* **TASK PROMPT**: Reproduce every line of the data below word for word, leaving out the pictures.

* **RECORDS**:
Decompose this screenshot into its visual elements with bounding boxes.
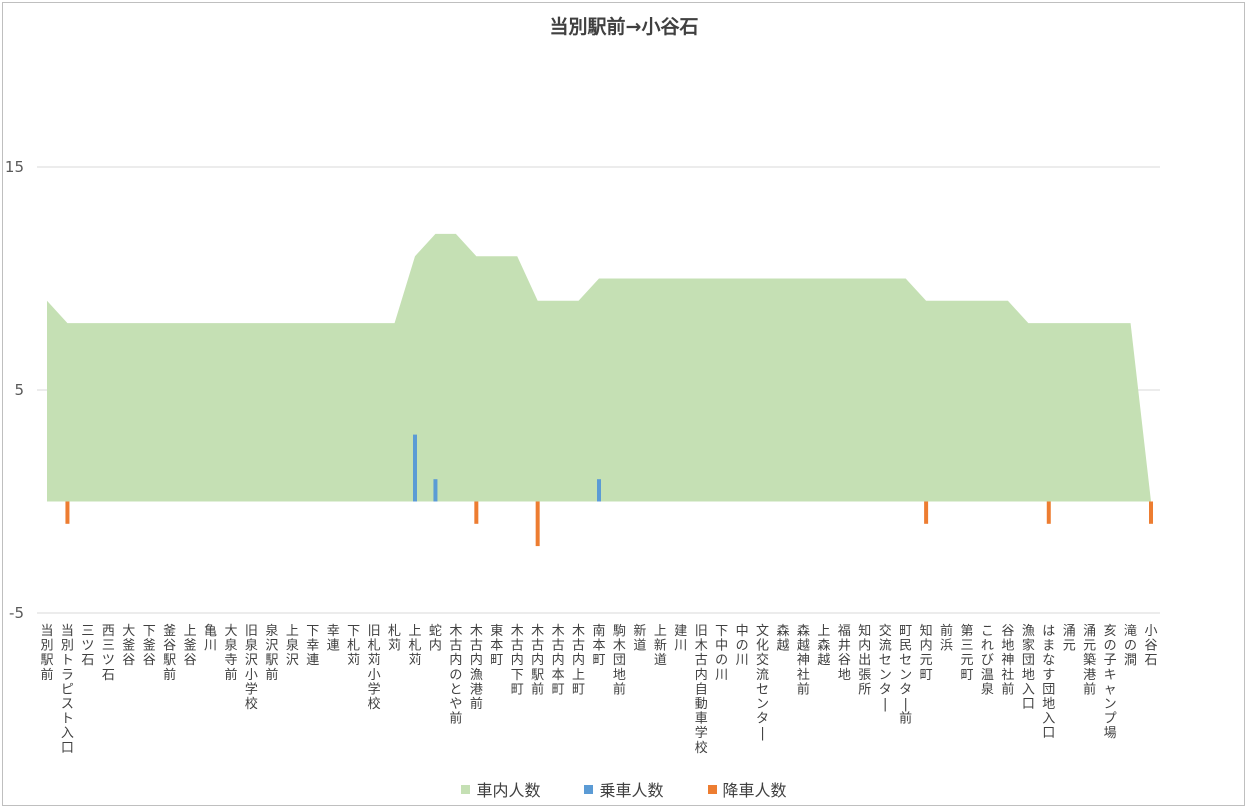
x-tick-label: 当別駅前 (40, 624, 53, 683)
x-tick-label: 上泉沢 (286, 624, 299, 668)
x-tick-label: 漁家団地入口 (1022, 624, 1035, 712)
legend-label-alighting: 降車人数 (722, 781, 787, 800)
chart-legend: 車内人数 乗車人数 降車人数 (0, 777, 1248, 801)
x-tick-label: 交流センタ| (879, 623, 892, 712)
x-tick-label: 第三元町 (960, 624, 973, 683)
x-tick-label: 下幸連 (306, 624, 319, 668)
bar-alighting (474, 501, 479, 524)
x-tick-label: 木古内駅前 (531, 624, 544, 697)
x-tick-label: 前浜 (940, 623, 953, 654)
bar-alighting (1046, 501, 1051, 524)
x-tick-label: 当別トラピスト入口 (61, 624, 74, 756)
x-tick-label: 大釜谷 (122, 624, 135, 668)
legend-swatch-boarding (584, 784, 594, 794)
x-tick-label: 建川 (674, 624, 687, 654)
x-tick-label: 下札苅 (347, 624, 360, 668)
x-tick-label: 文化交流センタ| (756, 624, 769, 741)
x-tick-label: 幸連 (327, 624, 340, 654)
legend-item-boarding: 乗車人数 (584, 777, 664, 801)
y-tick-label: 15 (5, 158, 24, 176)
x-tick-label: 知内出張所 (858, 623, 871, 697)
x-tick-label: 釜谷駅前 (163, 624, 176, 683)
x-tick-label: 木古内本町 (552, 624, 565, 697)
bar-boarding (597, 479, 601, 502)
legend-swatch-alighting (707, 784, 717, 794)
x-tick-label: 小谷石 (1144, 624, 1157, 668)
x-tick-label: 涌元築港前 (1083, 624, 1096, 697)
x-tick-label: はまなす団地入口 (1042, 624, 1055, 741)
x-tick-label: 南本町 (592, 623, 605, 668)
x-tick-label: 旧木古内自動車学校 (695, 624, 708, 756)
x-tick-label: 森越 (776, 624, 789, 654)
chart-title: 当別駅前→小谷石 (549, 16, 699, 38)
x-tick-label: 木古内のとや前 (449, 624, 462, 727)
x-tick-label: 上森越 (817, 624, 830, 668)
x-tick-label: 蛇内 (429, 624, 442, 654)
y-tick-label: -5 (9, 604, 24, 622)
x-tick-label: 三ツ石 (81, 624, 94, 668)
x-tick-label: 森越神社前 (797, 624, 810, 697)
legend-swatch-onboard (461, 784, 471, 794)
x-tick-label: 福井谷地 (838, 624, 851, 683)
legend-label-boarding: 乗車人数 (599, 781, 664, 800)
x-tick-label: 札苅 (388, 624, 401, 654)
x-tick-label: 亥の子キャンプ場 (1104, 624, 1117, 741)
legend-label-onboard: 車内人数 (476, 781, 541, 800)
x-tick-label: 旧札苅小学校 (368, 624, 381, 712)
x-tick-label: 町民センタ|前 (899, 624, 912, 727)
bar-alighting (535, 501, 540, 547)
x-tick-label: これび温泉 (981, 624, 994, 697)
x-tick-label: 知内元町 (920, 623, 933, 683)
bar-boarding (433, 479, 438, 502)
y-tick-label: 5 (14, 381, 24, 399)
x-tick-label: 涌元 (1063, 624, 1076, 654)
x-tick-label: 木古内下町 (511, 624, 524, 697)
x-tick-label: 上新道 (654, 624, 667, 668)
x-tick-label: 谷地神社前 (1001, 624, 1014, 697)
x-tick-label: 大泉寺前 (224, 624, 237, 683)
bar-alighting (1149, 501, 1153, 524)
x-tick-label: 東本町 (490, 623, 503, 668)
bar-boarding (413, 434, 417, 502)
bar-alighting (924, 501, 929, 524)
x-tick-label: 泉沢駅前 (265, 623, 278, 683)
x-tick-label: 下釜谷 (143, 624, 156, 668)
bar-alighting (65, 501, 70, 524)
x-tick-label: 木古内漁港前 (470, 624, 483, 712)
legend-item-alighting: 降車人数 (707, 777, 787, 801)
x-tick-label: 上釜谷 (184, 624, 197, 668)
x-tick-label: 旧泉沢小学校 (245, 624, 258, 712)
legend-item-onboard: 車内人数 (461, 777, 540, 801)
x-tick-label: 木古内上町 (572, 624, 585, 697)
x-tick-label: 滝の澗 (1124, 624, 1137, 668)
x-tick-label: 下中の川 (715, 624, 728, 683)
x-tick-label: 駒木団地前 (613, 624, 626, 697)
x-tick-label: 西三ツ石 (102, 624, 115, 683)
x-tick-label: 中の川 (736, 624, 749, 668)
area-series-onboard (47, 233, 1151, 502)
x-tick-label: 上札苅 (408, 624, 421, 668)
x-tick-label: 新道 (633, 623, 646, 654)
x-tick-label: 亀川 (204, 624, 217, 654)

* **RESULT**:
Decompose this screenshot into its visual elements with bounding boxes.
x-tick-label: 当別駅前 (40, 624, 53, 683)
x-tick-label: 上泉沢 (286, 624, 299, 668)
x-tick-label: 漁家団地入口 (1022, 624, 1035, 712)
legend-label-alighting: 降車人数 (722, 781, 787, 800)
chart-legend: 車内人数 乗車人数 降車人数 (0, 777, 1248, 801)
x-tick-label: 交流センタ| (879, 623, 892, 712)
x-tick-label: 第三元町 (960, 624, 973, 683)
x-tick-label: 下幸連 (306, 624, 319, 668)
bar-alighting (474, 501, 479, 524)
x-tick-label: 木古内駅前 (531, 624, 544, 697)
x-tick-label: 前浜 (940, 623, 953, 654)
bar-alighting (1046, 501, 1051, 524)
x-tick-label: 当別トラピスト入口 (61, 624, 74, 756)
x-tick-label: 大釜谷 (122, 624, 135, 668)
legend-swatch-boarding (584, 784, 594, 794)
x-tick-label: 建川 (674, 624, 687, 654)
x-tick-label: 下札苅 (347, 624, 360, 668)
x-tick-label: 文化交流センタ| (756, 624, 769, 741)
x-tick-label: 幸連 (327, 624, 340, 654)
legend-item-boarding: 乗車人数 (584, 777, 664, 801)
y-tick-label: 15 (5, 158, 24, 176)
x-tick-label: 知内出張所 (858, 623, 871, 697)
x-tick-label: 釜谷駅前 (163, 624, 176, 683)
x-tick-label: 木古内本町 (552, 624, 565, 697)
bar-boarding (597, 479, 601, 502)
legend-swatch-alighting (707, 784, 717, 794)
x-tick-label: 小谷石 (1144, 624, 1157, 668)
x-tick-label: 涌元築港前 (1083, 624, 1096, 697)
x-tick-label: はまなす団地入口 (1042, 624, 1055, 741)
x-tick-label: 南本町 (592, 623, 605, 668)
x-tick-label: 旧木古内自動車学校 (695, 624, 708, 756)
x-tick-label: 森越 (776, 624, 789, 654)
chart-title: 当別駅前→小谷石 (549, 16, 699, 38)
x-tick-label: 木古内のとや前 (449, 624, 462, 727)
x-tick-label: 上森越 (817, 624, 830, 668)
x-tick-label: 蛇内 (429, 624, 442, 654)
y-tick-label: -5 (9, 604, 24, 622)
x-tick-label: 三ツ石 (81, 624, 94, 668)
x-tick-label: 森越神社前 (797, 624, 810, 697)
legend-swatch-onboard (461, 784, 471, 794)
x-tick-label: 福井谷地 (838, 624, 851, 683)
legend-label-boarding: 乗車人数 (599, 781, 664, 800)
x-tick-label: 札苅 (388, 624, 401, 654)
x-tick-label: 亥の子キャンプ場 (1104, 624, 1117, 741)
legend-label-onboard: 車内人数 (476, 781, 541, 800)
x-tick-label: 旧札苅小学校 (368, 624, 381, 712)
x-tick-label: 町民センタ|前 (899, 624, 912, 727)
bar-alighting (535, 501, 540, 547)
x-tick-label: これび温泉 (981, 624, 994, 697)
x-tick-label: 知内元町 (920, 623, 933, 683)
bar-boarding (433, 479, 438, 502)
y-tick-label: 5 (14, 381, 24, 399)
x-tick-label: 涌元 (1063, 624, 1076, 654)
x-tick-label: 木古内下町 (511, 624, 524, 697)
x-tick-label: 上新道 (654, 624, 667, 668)
x-tick-label: 谷地神社前 (1001, 624, 1014, 697)
x-tick-label: 大泉寺前 (224, 624, 237, 683)
bar-alighting (1149, 501, 1153, 524)
x-tick-label: 東本町 (490, 623, 503, 668)
bar-boarding (413, 434, 417, 502)
bar-alighting (924, 501, 929, 524)
x-tick-label: 泉沢駅前 (265, 623, 278, 683)
x-tick-label: 下釜谷 (143, 624, 156, 668)
bar-alighting (65, 501, 70, 524)
x-tick-label: 木古内漁港前 (470, 624, 483, 712)
legend-item-alighting: 降車人数 (707, 777, 787, 801)
x-tick-label: 上釜谷 (184, 624, 197, 668)
x-tick-label: 旧泉沢小学校 (245, 624, 258, 712)
legend-item-onboard: 車内人数 (461, 777, 540, 801)
x-tick-label: 木古内上町 (572, 624, 585, 697)
x-tick-label: 滝の澗 (1124, 624, 1137, 668)
x-tick-label: 下中の川 (715, 624, 728, 683)
x-tick-label: 駒木団地前 (613, 624, 626, 697)
x-tick-label: 西三ツ石 (102, 624, 115, 683)
x-tick-label: 中の川 (736, 624, 749, 668)
area-series-onboard (47, 233, 1151, 502)
x-tick-label: 上札苅 (408, 624, 421, 668)
x-tick-label: 新道 (633, 623, 646, 654)
x-tick-label: 亀川 (204, 624, 217, 654)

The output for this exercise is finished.